### [What is expected]
From the listing below, pull each line that includes "stanowisku".

### [Data lines]
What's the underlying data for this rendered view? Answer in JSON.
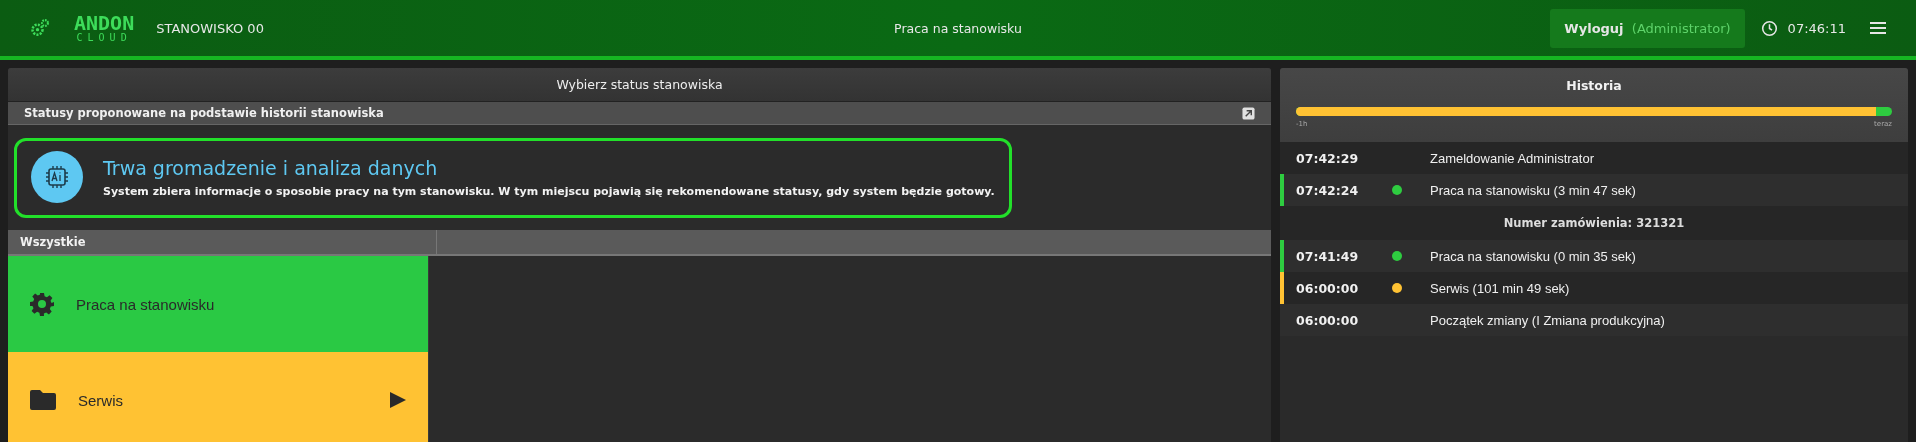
{
  "header": {
    "logo": {
      "top": "ANDON",
      "bottom": "CLOUD"
    },
    "station": "STANOWISKO 00",
    "status": "Praca na stanowisku",
    "logout": {
      "label": "Wyloguj",
      "user": "(Administrator)"
    },
    "time": "07:46:11"
  },
  "status_panel": {
    "title": "Wybierz status stanowiska",
    "suggested_header": "Statusy proponowane na podstawie historii stanowiska",
    "notice": {
      "title": "Trwa gromadzenie i analiza danych",
      "text": "System zbiera informacje o sposobie pracy na tym stanowisku. W tym miejscu pojawią się rekomendowane statusy, gdy system będzie gotowy."
    },
    "category_header": "Wszystkie",
    "statuses": [
      {
        "label": "Praca na stanowisku",
        "kind": "work",
        "color": "#2ac944",
        "has_submenu": false
      },
      {
        "label": "Serwis",
        "kind": "folder",
        "color": "#ffc233",
        "has_submenu": true
      }
    ]
  },
  "history": {
    "title": "Historia",
    "timeline": {
      "start": "-1h",
      "end": "teraz",
      "level": 0.973
    },
    "rows": [
      {
        "kind": "event",
        "time": "07:42:29",
        "text": "Zameldowanie Administrator"
      },
      {
        "kind": "status",
        "time": "07:42:24",
        "text": "Praca na stanowisku (3 min 47 sek)",
        "color": "#2ecc40"
      },
      {
        "kind": "order",
        "text": "Numer zamówienia: 321321"
      },
      {
        "kind": "status",
        "time": "07:41:49",
        "text": "Praca na stanowisku (0 min 35 sek)",
        "color": "#2ecc40"
      },
      {
        "kind": "status",
        "time": "06:00:00",
        "text": "Serwis (101 min 49 sek)",
        "color": "#ffc233"
      },
      {
        "kind": "event",
        "time": "06:00:00",
        "text": "Początek zmiany (I Zmiana produkcyjna)"
      }
    ]
  }
}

### [Result for this task]
    "status": "Praca na stanowisku",
      "text": "System zbiera informacje o sposobie pracy na tym stanowisku. W tym miejscu pojawią się rekomendowane statusy, gdy system będzie gotowy."
        "label": "Praca na stanowisku",
        "text": "Praca na stanowisku (3 min 47 sek)",
        "text": "Praca na stanowisku (0 min 35 sek)",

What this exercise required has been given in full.